__Requirements__. The entries below are to be written out again without alteration.

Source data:
╔══
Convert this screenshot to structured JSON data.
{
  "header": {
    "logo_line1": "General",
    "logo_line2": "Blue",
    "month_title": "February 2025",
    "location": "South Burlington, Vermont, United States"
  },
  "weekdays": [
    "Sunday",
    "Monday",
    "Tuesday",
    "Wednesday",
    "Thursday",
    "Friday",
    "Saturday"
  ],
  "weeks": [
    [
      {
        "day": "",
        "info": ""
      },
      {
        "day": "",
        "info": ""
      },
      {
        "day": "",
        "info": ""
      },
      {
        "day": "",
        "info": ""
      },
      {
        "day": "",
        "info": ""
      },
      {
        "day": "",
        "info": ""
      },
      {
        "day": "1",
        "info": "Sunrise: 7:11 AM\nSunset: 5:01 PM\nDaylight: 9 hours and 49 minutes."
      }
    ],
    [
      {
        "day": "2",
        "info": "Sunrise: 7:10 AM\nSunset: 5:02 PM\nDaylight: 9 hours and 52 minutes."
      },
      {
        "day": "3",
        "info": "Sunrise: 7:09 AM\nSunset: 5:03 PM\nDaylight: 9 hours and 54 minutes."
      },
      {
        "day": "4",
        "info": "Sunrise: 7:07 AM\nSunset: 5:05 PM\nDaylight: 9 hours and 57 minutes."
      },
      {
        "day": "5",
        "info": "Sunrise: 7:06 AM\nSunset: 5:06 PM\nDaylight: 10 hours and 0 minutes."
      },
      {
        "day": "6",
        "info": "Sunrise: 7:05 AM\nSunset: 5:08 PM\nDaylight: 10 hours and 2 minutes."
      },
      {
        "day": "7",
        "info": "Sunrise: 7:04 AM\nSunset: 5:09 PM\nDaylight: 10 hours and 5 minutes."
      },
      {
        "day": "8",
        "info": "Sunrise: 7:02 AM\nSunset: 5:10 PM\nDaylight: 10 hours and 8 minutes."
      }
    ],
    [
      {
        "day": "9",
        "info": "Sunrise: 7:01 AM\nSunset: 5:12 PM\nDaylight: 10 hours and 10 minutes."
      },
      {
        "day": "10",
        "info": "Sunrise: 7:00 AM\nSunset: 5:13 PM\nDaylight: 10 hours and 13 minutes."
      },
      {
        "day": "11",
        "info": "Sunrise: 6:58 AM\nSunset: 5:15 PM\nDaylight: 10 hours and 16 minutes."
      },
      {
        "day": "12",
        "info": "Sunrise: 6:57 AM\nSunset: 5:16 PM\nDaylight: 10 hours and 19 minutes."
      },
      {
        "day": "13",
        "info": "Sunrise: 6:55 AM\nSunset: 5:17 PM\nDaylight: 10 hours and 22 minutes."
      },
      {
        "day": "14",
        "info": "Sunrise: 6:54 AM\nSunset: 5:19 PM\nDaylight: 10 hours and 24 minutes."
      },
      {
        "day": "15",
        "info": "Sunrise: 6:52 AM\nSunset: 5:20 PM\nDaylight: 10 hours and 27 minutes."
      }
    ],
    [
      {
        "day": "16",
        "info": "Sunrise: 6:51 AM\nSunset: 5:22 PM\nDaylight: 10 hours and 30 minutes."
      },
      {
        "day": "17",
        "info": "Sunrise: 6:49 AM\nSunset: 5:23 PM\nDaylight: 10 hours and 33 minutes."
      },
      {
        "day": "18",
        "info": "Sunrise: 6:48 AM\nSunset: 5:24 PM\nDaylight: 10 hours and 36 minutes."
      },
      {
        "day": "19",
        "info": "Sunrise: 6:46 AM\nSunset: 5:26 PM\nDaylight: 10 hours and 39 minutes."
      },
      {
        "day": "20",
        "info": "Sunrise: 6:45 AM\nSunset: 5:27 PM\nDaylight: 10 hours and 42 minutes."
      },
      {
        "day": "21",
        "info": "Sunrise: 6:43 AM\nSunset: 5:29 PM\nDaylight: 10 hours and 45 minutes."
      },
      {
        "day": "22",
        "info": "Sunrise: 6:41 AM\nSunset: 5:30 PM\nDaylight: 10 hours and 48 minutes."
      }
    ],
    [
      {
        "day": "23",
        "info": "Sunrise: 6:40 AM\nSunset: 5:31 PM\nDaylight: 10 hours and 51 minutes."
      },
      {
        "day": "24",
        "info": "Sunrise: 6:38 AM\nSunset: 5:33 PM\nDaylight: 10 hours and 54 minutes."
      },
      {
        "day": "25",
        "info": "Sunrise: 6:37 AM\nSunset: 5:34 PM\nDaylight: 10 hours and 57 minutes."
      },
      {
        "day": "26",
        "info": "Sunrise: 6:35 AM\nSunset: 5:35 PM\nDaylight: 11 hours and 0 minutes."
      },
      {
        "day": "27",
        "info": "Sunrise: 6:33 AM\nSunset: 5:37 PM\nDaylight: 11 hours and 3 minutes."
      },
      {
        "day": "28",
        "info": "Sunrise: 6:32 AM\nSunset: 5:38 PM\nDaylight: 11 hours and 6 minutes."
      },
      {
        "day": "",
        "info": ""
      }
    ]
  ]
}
╚══
__The response__.
Convert this screenshot to structured JSON data.
{
  "header": {
    "logo_line1": "General",
    "logo_line2": "Blue",
    "month_title": "February 2025",
    "location": "South Burlington, Vermont, United States"
  },
  "weekdays": [
    "Sunday",
    "Monday",
    "Tuesday",
    "Wednesday",
    "Thursday",
    "Friday",
    "Saturday"
  ],
  "weeks": [
    [
      {
        "day": "",
        "info": ""
      },
      {
        "day": "",
        "info": ""
      },
      {
        "day": "",
        "info": ""
      },
      {
        "day": "",
        "info": ""
      },
      {
        "day": "",
        "info": ""
      },
      {
        "day": "",
        "info": ""
      },
      {
        "day": "1",
        "info": "Sunrise: 7:11 AM\nSunset: 5:01 PM\nDaylight: 9 hours and 49 minutes."
      }
    ],
    [
      {
        "day": "2",
        "info": "Sunrise: 7:10 AM\nSunset: 5:02 PM\nDaylight: 9 hours and 52 minutes."
      },
      {
        "day": "3",
        "info": "Sunrise: 7:09 AM\nSunset: 5:03 PM\nDaylight: 9 hours and 54 minutes."
      },
      {
        "day": "4",
        "info": "Sunrise: 7:07 AM\nSunset: 5:05 PM\nDaylight: 9 hours and 57 minutes."
      },
      {
        "day": "5",
        "info": "Sunrise: 7:06 AM\nSunset: 5:06 PM\nDaylight: 10 hours and 0 minutes."
      },
      {
        "day": "6",
        "info": "Sunrise: 7:05 AM\nSunset: 5:08 PM\nDaylight: 10 hours and 2 minutes."
      },
      {
        "day": "7",
        "info": "Sunrise: 7:04 AM\nSunset: 5:09 PM\nDaylight: 10 hours and 5 minutes."
      },
      {
        "day": "8",
        "info": "Sunrise: 7:02 AM\nSunset: 5:10 PM\nDaylight: 10 hours and 8 minutes."
      }
    ],
    [
      {
        "day": "9",
        "info": "Sunrise: 7:01 AM\nSunset: 5:12 PM\nDaylight: 10 hours and 10 minutes."
      },
      {
        "day": "10",
        "info": "Sunrise: 7:00 AM\nSunset: 5:13 PM\nDaylight: 10 hours and 13 minutes."
      },
      {
        "day": "11",
        "info": "Sunrise: 6:58 AM\nSunset: 5:15 PM\nDaylight: 10 hours and 16 minutes."
      },
      {
        "day": "12",
        "info": "Sunrise: 6:57 AM\nSunset: 5:16 PM\nDaylight: 10 hours and 19 minutes."
      },
      {
        "day": "13",
        "info": "Sunrise: 6:55 AM\nSunset: 5:17 PM\nDaylight: 10 hours and 22 minutes."
      },
      {
        "day": "14",
        "info": "Sunrise: 6:54 AM\nSunset: 5:19 PM\nDaylight: 10 hours and 24 minutes."
      },
      {
        "day": "15",
        "info": "Sunrise: 6:52 AM\nSunset: 5:20 PM\nDaylight: 10 hours and 27 minutes."
      }
    ],
    [
      {
        "day": "16",
        "info": "Sunrise: 6:51 AM\nSunset: 5:22 PM\nDaylight: 10 hours and 30 minutes."
      },
      {
        "day": "17",
        "info": "Sunrise: 6:49 AM\nSunset: 5:23 PM\nDaylight: 10 hours and 33 minutes."
      },
      {
        "day": "18",
        "info": "Sunrise: 6:48 AM\nSunset: 5:24 PM\nDaylight: 10 hours and 36 minutes."
      },
      {
        "day": "19",
        "info": "Sunrise: 6:46 AM\nSunset: 5:26 PM\nDaylight: 10 hours and 39 minutes."
      },
      {
        "day": "20",
        "info": "Sunrise: 6:45 AM\nSunset: 5:27 PM\nDaylight: 10 hours and 42 minutes."
      },
      {
        "day": "21",
        "info": "Sunrise: 6:43 AM\nSunset: 5:29 PM\nDaylight: 10 hours and 45 minutes."
      },
      {
        "day": "22",
        "info": "Sunrise: 6:41 AM\nSunset: 5:30 PM\nDaylight: 10 hours and 48 minutes."
      }
    ],
    [
      {
        "day": "23",
        "info": "Sunrise: 6:40 AM\nSunset: 5:31 PM\nDaylight: 10 hours and 51 minutes."
      },
      {
        "day": "24",
        "info": "Sunrise: 6:38 AM\nSunset: 5:33 PM\nDaylight: 10 hours and 54 minutes."
      },
      {
        "day": "25",
        "info": "Sunrise: 6:37 AM\nSunset: 5:34 PM\nDaylight: 10 hours and 57 minutes."
      },
      {
        "day": "26",
        "info": "Sunrise: 6:35 AM\nSunset: 5:35 PM\nDaylight: 11 hours and 0 minutes."
      },
      {
        "day": "27",
        "info": "Sunrise: 6:33 AM\nSunset: 5:37 PM\nDaylight: 11 hours and 3 minutes."
      },
      {
        "day": "28",
        "info": "Sunrise: 6:32 AM\nSunset: 5:38 PM\nDaylight: 11 hours and 6 minutes."
      },
      {
        "day": "",
        "info": ""
      }
    ]
  ]
}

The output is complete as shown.